* GIVEN RECORDS:
>> begin
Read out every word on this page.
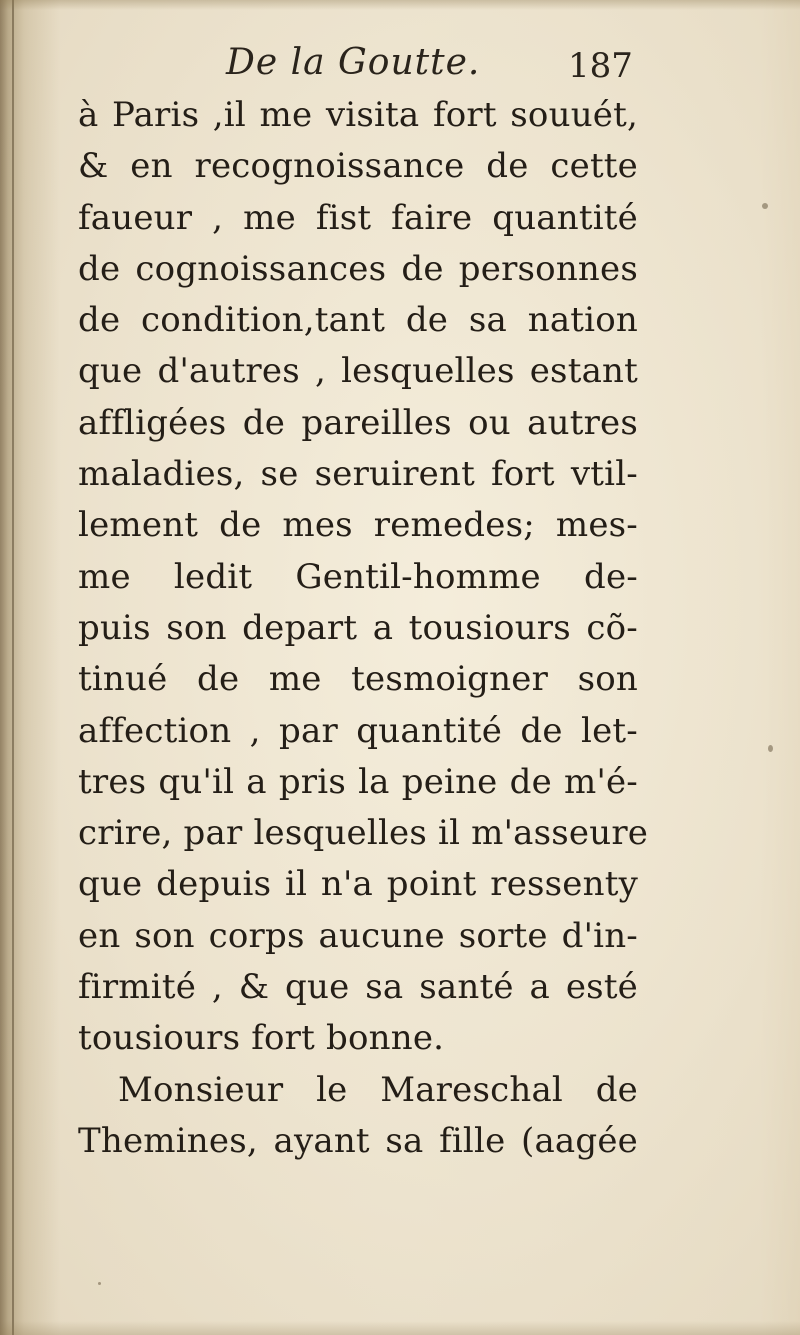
De la Goutte.	187
à Paris ,il me visita fort souuét,
& en recognoissance de cette
faueur , me fist faire quantité
de cognoissances de personnes
de condition,tant de sa nation
que d'autres , lesquelles estant
affligées de pareilles ou autres
maladies, se seruirent fort vtil-
lement de mes remedes; mes-
me ledit Gentil-homme de-
puis son depart a tousiours cõ-
tinué de me tesmoigner son
affection , par quantité de let-
tres qu'il a pris la peine de m'é-
crire, par lesquelles il m'asseure
que depuis il n'a point ressenty
en son corps aucune sorte d'in-
firmité , & que sa santé a esté
tousiours fort bonne.
Monsieur le Mareschal de
Themines, ayant sa fille (aagée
>> end
* PROBLEM: Give the number of lines in the records that contain the string "tousiours", with no other output.

* ANSWER IN FULL: 2